Dataset records:
---------------

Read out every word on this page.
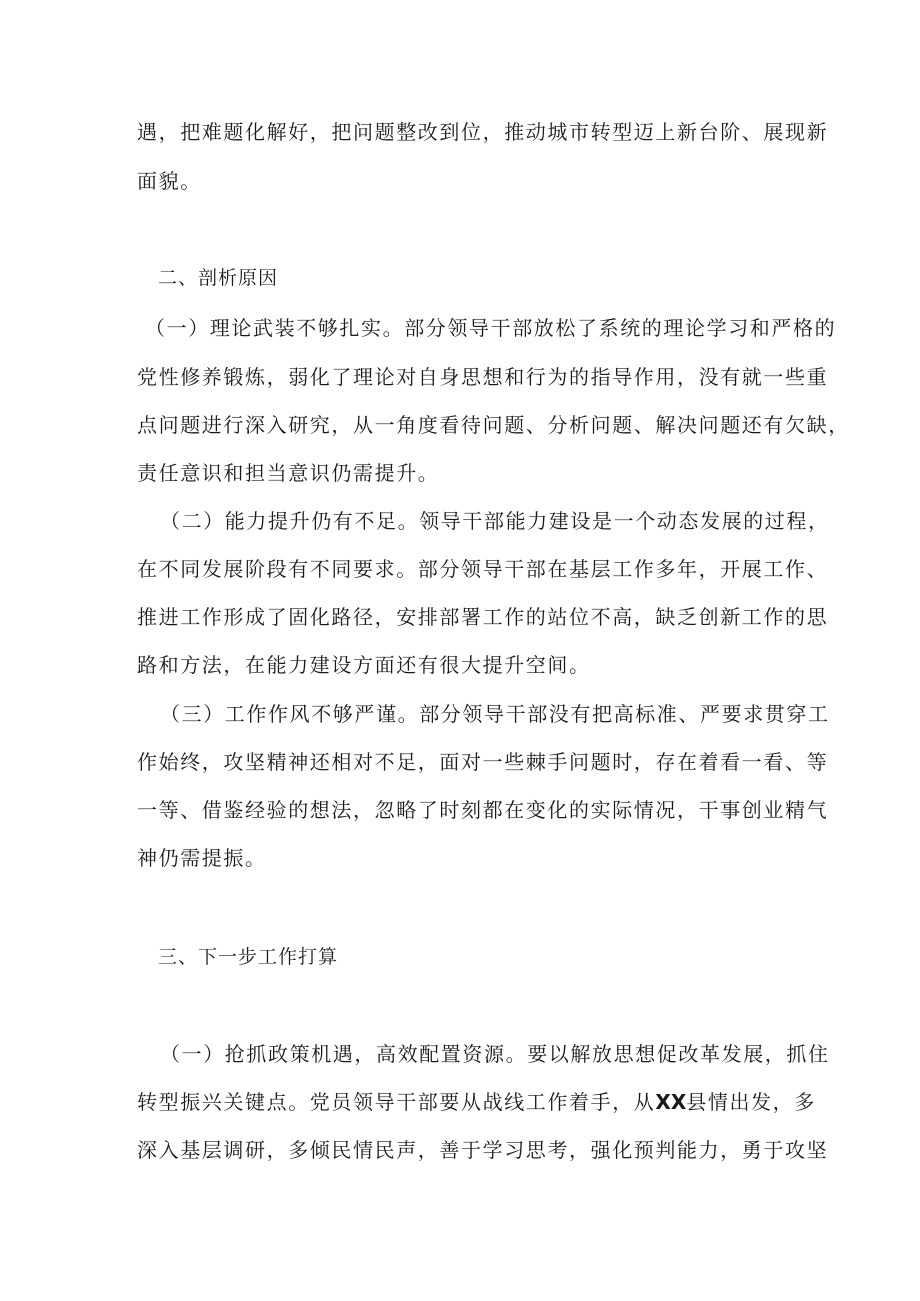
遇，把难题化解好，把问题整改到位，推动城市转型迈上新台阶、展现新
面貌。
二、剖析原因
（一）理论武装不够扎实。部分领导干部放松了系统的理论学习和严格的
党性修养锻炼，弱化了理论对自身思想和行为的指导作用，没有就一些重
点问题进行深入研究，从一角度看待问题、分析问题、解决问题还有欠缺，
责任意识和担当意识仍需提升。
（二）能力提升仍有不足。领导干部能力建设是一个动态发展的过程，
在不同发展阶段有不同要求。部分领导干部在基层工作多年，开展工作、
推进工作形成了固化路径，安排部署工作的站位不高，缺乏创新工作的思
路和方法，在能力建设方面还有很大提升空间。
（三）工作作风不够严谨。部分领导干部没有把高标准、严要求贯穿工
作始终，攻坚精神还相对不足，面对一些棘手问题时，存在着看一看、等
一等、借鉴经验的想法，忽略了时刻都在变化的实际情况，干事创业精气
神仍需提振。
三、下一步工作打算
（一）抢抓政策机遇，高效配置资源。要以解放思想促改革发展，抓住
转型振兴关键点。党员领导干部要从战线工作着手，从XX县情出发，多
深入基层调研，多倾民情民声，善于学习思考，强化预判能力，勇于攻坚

---------------

Transcribe each line above verbatim, with the pictures left out.

Output below:
Read out every word on this page.
遇，把难题化解好，把问题整改到位，推动城市转型迈上新台阶、展现新
面貌。
二、剖析原因
（一）理论武装不够扎实。部分领导干部放松了系统的理论学习和严格的
党性修养锻炼，弱化了理论对自身思想和行为的指导作用，没有就一些重
点问题进行深入研究，从一角度看待问题、分析问题、解决问题还有欠缺，
责任意识和担当意识仍需提升。
（二）能力提升仍有不足。领导干部能力建设是一个动态发展的过程，
在不同发展阶段有不同要求。部分领导干部在基层工作多年，开展工作、
推进工作形成了固化路径，安排部署工作的站位不高，缺乏创新工作的思
路和方法，在能力建设方面还有很大提升空间。
（三）工作作风不够严谨。部分领导干部没有把高标准、严要求贯穿工
作始终，攻坚精神还相对不足，面对一些棘手问题时，存在着看一看、等
一等、借鉴经验的想法，忽略了时刻都在变化的实际情况，干事创业精气
神仍需提振。
三、下一步工作打算
（一）抢抓政策机遇，高效配置资源。要以解放思想促改革发展，抓住
转型振兴关键点。党员领导干部要从战线工作着手，从XX县情出发，多
深入基层调研，多倾民情民声，善于学习思考，强化预判能力，勇于攻坚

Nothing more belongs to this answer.